*Page:*
********************

Comment se porte Evariste Combary ?

Il y a la pression ; au service, comme chez tout le monde, mais je me porte bien. Il y a la santé.


Peux-tu te présenter pour ceux qui voudraient mettre davantage de mots sur ton visage ?

(Rires). C’est difficile de se présenter soi-même. Je me nomme Evariste Yemboado Combary, je suis journaliste à la télévision nationale du Burkina. Dans mon travail, je m’intéresse particulièrement à la culture.

Comment es-tu arrivé à la télévision nationale et particulière dans le domaine de la culture ?

Tout d’abord, j’ai fait mes études au département Arts et communication à l’université de Ouagadougou. Dès la première année, un de nos enseignants, Mahamoudou Ouédraogo, qui était à l’époque directeur de la télévision nationale (Ndlr : ancien ministre de la Culture), nous a informés qu’on cherchait des pigistes pour la chaîne. J’ai fait le test et j’ai été retenu parmi les 2 candidats qu’on voulait. Après, j’ai été informé que c’est une personne qui sera retenue. Je n’en ai pas fait de problème, car je me suis dit intérieurement que ça ne pourrait m’échapper si c’était ma place là-bas. Plus tard, à la fin de la troisième année d’études, on m’a rappelé et c’est ainsi que j’ai intégré la télévision nationale. A mes débuts, j’étais à la réalisation comme assistant. A un moment, suite au départ de certains aînés, on m’a proposé d’intégrer la rédaction et j’ai accepté. Pour ce qui concerne le domaine de la culture, il faut dire que nous étions les plus jeunes à cette époque et on touchait à tout, même si je suis beaucoup plus sportif dans l’âme. Les reportages culturels étant à majorité de nuit, ça intéressait très peu les journalistes. Je me suis toujours dit que j’apprenais, donc pour moi, il n’y avait pas de problème. Plus tard, le directeur Yacouba Traoré a proposé qu’on réfléchisse ensemble pour créer quelque chose. C’est ainsi que Scène, qui lui revient d’ailleurs, est née ; c’est lui le véritable géniteur de cette émission.

Parlant de cette émission, Scène, peux-tu la présenter à ceux qui ne la connaissent pas jusque-là ?

Scène est une émission culturelle mensuelle qui existe depuis près de 10 ans. Elle concerne principalement la danse, la musique, le théâtre, le cinéma, les portraits d’artistes ou de promoteurs culturels, les manifestations, etc. L’objectif de cette émission, de 52 minutes, est de permettre aux téléspectateurs de découvrir davantage les différents pans des disciplines culturelles citées ci-dessus.

Quelles sont les contraintes liées à Scène ?

********************

[Enregistrements issus d'un jeu de données]
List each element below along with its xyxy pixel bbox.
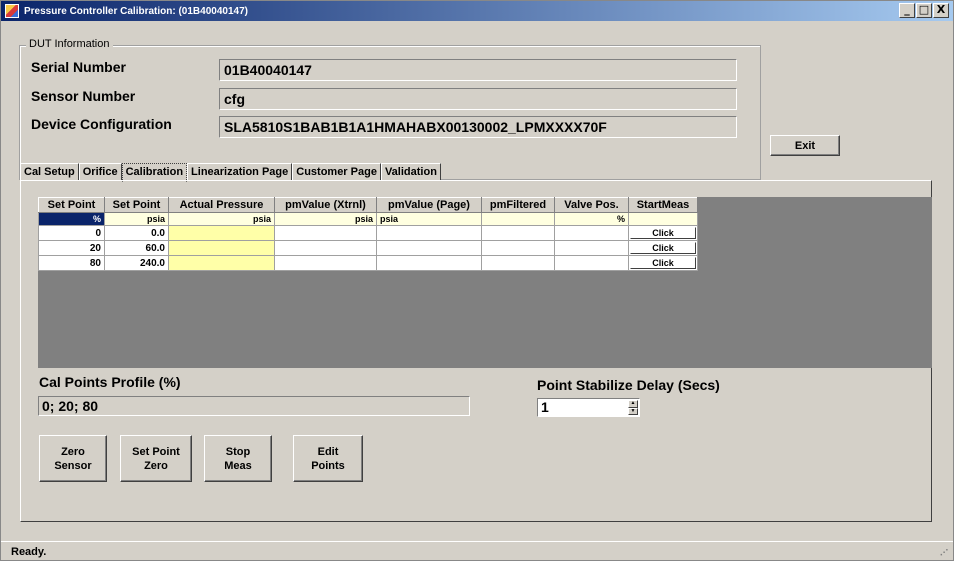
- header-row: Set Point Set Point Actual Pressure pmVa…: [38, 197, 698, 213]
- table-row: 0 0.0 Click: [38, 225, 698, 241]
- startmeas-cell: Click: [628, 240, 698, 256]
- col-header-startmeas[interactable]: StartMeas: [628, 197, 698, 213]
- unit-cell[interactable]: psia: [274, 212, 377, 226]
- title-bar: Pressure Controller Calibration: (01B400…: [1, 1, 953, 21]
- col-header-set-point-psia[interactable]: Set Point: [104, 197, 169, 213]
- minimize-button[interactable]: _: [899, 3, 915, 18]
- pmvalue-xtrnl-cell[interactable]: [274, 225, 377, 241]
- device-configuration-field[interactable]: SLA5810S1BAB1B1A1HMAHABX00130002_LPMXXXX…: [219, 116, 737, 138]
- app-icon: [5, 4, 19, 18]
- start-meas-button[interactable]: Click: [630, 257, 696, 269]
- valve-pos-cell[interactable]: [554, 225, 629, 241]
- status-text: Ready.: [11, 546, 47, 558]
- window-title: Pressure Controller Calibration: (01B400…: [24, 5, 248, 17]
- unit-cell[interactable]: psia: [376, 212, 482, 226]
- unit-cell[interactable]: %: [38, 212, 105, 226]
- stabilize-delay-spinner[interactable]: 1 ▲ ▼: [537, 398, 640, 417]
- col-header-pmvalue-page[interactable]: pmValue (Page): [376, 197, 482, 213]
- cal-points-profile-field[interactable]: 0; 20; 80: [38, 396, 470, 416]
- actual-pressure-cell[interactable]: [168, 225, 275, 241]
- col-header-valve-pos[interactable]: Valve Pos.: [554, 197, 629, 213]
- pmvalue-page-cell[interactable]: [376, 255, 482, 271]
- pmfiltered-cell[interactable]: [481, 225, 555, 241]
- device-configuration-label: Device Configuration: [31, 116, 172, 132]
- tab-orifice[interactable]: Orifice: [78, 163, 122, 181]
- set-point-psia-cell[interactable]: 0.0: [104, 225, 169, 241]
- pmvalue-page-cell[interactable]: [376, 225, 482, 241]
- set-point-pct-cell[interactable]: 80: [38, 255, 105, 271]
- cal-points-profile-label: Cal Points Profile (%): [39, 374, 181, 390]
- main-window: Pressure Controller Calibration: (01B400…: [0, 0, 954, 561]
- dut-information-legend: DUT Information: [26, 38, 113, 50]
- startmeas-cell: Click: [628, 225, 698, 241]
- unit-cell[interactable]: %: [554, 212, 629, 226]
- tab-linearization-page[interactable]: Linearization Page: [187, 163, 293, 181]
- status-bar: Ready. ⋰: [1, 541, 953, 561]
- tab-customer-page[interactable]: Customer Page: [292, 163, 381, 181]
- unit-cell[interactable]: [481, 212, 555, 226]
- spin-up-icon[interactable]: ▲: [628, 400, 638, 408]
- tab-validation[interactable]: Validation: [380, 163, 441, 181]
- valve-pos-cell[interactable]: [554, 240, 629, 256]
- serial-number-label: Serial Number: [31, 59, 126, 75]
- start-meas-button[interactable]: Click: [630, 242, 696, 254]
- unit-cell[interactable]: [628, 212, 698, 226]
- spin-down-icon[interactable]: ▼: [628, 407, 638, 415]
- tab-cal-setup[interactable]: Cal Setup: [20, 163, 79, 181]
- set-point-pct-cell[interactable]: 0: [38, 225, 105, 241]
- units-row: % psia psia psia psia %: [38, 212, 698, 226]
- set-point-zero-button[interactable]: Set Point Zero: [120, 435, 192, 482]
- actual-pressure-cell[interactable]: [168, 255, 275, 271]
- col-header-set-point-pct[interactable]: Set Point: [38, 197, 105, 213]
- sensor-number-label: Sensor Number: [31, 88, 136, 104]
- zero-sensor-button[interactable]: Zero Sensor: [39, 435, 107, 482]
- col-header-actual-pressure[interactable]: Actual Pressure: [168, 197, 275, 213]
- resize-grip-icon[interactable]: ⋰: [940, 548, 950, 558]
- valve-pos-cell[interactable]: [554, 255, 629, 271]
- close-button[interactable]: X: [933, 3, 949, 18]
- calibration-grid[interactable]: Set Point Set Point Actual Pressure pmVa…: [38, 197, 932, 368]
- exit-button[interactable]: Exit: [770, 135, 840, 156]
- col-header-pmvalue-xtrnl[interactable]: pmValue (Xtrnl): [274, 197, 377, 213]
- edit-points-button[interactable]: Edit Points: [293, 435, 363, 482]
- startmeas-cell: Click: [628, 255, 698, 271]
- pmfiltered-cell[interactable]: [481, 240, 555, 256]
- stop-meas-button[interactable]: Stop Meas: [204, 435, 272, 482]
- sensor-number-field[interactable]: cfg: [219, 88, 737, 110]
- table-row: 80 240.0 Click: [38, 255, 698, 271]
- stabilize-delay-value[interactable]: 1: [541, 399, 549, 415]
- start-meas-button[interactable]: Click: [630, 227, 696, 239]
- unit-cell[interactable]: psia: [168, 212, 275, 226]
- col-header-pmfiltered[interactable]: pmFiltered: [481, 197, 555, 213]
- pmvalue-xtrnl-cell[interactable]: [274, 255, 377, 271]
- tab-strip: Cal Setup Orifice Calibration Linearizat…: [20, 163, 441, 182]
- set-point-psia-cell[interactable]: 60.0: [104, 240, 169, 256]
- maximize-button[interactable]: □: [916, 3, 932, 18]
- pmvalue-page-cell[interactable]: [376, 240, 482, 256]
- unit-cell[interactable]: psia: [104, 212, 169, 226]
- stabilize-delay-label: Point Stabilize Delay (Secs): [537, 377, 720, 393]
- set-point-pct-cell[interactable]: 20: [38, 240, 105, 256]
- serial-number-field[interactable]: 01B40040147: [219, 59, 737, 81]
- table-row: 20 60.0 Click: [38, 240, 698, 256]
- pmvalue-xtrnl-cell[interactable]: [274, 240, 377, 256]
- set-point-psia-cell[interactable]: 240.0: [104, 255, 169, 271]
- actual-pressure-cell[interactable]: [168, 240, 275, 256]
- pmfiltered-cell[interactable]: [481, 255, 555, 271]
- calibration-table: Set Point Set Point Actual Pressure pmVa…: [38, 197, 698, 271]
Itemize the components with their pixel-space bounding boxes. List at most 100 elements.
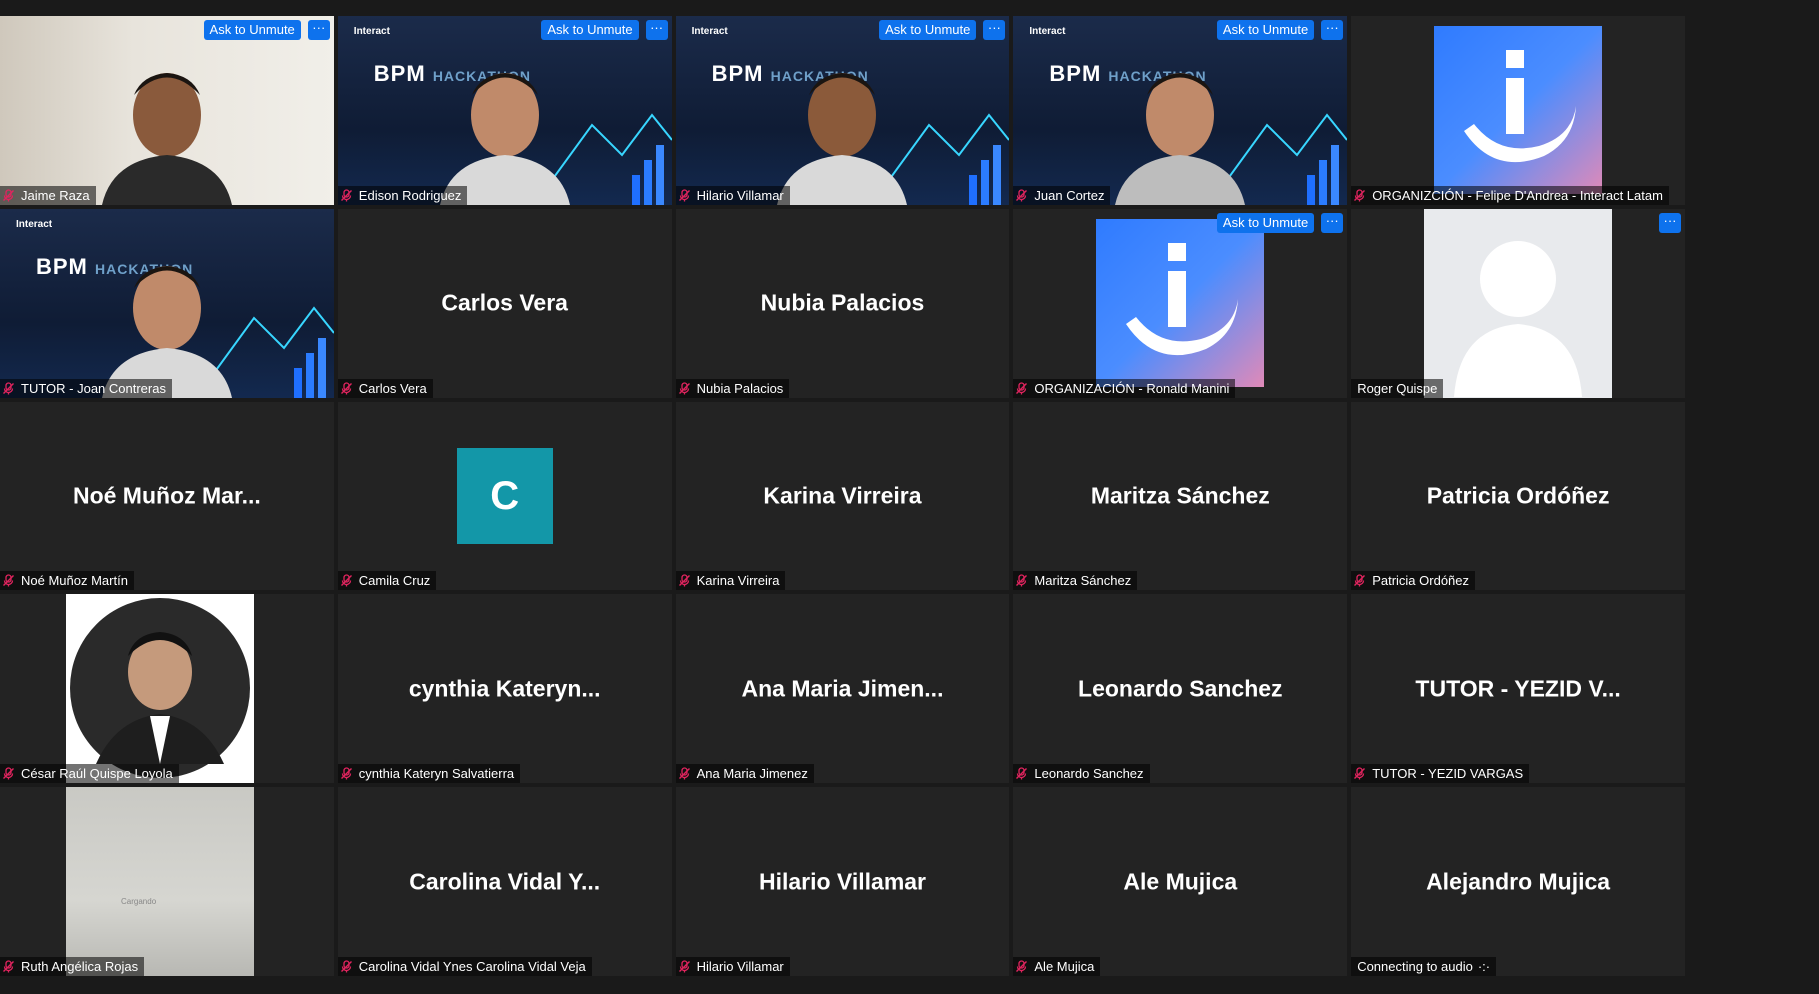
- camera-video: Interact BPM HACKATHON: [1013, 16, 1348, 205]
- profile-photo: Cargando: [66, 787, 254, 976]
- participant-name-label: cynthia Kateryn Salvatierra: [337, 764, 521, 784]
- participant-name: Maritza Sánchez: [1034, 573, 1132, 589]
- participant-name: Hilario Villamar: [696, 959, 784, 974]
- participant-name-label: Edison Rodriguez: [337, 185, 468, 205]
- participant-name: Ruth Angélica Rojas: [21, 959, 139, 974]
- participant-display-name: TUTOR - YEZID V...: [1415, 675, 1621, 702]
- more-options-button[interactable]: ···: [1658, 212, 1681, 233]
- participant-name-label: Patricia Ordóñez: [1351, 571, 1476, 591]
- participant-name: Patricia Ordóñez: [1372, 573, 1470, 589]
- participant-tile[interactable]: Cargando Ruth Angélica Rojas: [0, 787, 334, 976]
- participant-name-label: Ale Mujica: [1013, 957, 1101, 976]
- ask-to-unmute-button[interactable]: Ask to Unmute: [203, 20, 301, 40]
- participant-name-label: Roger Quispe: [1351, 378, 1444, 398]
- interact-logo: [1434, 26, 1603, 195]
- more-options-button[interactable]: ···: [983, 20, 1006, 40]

********************

Réécrivez l'entretien de "Scène est une" jusqu'à "liées à Scène ?" inclus, en substituant "hebdomadaire" à "mensuelle". La liste ne joue aucun rôle dans cet exercice.

*Résultat:*
Scène est une émission culturelle hebdomadaire qui existe depuis près de 10 ans. Elle concerne principalement la danse, la musique, le théâtre, le cinéma, les portraits d’artistes ou de promoteurs culturels, les manifestations, etc. L’objectif de cette émission, de 52 minutes, est de permettre aux téléspectateurs de découvrir davantage les différents pans des disciplines culturelles citées ci-dessus.

Quelles sont les contraintes liées à Scène ?